▸ Problem to work on
Each line holding the word "Output" counts once; give the total and nothing more.

▸ Records for this exercise
:::

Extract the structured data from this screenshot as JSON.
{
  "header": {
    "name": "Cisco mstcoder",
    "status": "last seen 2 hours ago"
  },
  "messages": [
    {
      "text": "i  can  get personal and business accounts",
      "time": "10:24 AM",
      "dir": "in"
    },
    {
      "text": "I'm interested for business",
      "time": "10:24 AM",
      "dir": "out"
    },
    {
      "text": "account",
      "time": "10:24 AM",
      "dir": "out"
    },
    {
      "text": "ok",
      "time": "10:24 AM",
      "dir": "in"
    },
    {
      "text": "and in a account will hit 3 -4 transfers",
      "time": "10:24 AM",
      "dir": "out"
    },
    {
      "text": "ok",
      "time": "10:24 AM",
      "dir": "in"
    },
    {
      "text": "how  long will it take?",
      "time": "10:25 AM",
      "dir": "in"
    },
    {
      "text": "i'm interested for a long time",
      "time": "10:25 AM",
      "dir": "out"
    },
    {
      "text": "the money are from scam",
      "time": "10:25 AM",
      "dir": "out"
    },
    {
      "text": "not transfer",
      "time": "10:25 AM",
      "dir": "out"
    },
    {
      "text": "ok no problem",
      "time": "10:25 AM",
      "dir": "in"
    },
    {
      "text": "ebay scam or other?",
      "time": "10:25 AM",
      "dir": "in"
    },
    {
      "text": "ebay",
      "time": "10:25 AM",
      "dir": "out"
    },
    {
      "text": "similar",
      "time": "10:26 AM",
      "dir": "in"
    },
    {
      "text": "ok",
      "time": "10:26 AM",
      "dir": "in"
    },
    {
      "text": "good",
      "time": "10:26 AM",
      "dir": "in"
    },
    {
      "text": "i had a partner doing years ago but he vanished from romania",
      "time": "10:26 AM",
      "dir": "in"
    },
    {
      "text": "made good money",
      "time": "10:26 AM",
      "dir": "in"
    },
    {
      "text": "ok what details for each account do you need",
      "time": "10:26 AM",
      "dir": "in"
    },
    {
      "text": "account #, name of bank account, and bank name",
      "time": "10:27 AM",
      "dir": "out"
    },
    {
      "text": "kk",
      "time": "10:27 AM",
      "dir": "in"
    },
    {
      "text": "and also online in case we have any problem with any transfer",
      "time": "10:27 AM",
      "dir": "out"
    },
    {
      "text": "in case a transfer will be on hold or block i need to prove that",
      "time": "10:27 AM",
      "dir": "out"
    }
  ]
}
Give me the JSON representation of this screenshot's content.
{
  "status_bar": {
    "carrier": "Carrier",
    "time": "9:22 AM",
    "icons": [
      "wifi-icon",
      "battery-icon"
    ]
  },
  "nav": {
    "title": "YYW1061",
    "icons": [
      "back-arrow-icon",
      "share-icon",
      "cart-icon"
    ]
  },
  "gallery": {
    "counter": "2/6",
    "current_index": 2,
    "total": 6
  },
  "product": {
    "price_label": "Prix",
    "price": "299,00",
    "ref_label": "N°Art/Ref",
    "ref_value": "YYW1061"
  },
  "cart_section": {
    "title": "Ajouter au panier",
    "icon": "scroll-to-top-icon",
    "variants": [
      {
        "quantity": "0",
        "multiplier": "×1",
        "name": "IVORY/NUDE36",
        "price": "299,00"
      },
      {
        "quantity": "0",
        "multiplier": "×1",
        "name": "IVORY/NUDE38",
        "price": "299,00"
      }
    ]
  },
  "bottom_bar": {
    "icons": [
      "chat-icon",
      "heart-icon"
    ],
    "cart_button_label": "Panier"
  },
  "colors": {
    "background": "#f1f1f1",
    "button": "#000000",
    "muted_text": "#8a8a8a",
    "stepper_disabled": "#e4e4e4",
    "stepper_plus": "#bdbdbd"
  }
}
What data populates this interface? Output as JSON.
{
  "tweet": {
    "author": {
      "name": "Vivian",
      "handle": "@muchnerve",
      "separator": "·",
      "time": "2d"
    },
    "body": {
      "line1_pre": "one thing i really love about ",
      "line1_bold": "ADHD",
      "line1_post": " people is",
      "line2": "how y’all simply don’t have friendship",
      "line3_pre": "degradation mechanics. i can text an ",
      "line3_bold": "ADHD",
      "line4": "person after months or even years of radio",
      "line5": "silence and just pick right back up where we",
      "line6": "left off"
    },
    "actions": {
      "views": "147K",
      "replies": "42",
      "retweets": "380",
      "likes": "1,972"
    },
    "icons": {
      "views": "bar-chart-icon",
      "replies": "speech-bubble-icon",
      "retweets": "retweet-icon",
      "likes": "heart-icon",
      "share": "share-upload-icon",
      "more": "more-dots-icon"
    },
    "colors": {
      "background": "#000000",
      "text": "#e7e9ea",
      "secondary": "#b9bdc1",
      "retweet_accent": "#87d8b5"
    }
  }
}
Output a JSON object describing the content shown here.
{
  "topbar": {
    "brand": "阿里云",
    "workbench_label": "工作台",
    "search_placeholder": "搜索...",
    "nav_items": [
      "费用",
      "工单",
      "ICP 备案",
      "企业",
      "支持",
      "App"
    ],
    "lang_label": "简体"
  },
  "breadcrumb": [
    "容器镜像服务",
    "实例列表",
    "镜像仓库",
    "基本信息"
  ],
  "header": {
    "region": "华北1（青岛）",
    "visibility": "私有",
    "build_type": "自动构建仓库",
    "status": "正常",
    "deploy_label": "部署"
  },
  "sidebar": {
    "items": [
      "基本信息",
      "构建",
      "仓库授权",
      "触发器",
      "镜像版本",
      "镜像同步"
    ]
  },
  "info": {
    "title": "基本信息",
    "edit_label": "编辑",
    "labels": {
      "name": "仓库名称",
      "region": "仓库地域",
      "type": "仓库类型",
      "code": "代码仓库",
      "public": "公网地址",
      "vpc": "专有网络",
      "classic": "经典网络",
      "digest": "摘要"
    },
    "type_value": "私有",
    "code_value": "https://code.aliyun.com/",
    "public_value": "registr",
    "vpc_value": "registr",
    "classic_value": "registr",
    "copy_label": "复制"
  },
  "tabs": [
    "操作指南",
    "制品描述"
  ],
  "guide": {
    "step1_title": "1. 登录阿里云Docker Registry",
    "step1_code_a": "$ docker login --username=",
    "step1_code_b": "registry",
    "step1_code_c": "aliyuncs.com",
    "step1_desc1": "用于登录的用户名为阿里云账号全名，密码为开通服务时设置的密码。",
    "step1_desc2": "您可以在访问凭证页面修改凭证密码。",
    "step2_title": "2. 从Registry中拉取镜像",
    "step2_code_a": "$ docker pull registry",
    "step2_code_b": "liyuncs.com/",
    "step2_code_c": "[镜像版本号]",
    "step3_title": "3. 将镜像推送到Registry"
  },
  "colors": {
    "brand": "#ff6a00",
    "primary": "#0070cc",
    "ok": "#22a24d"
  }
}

:::

▸ Solution to this problem
2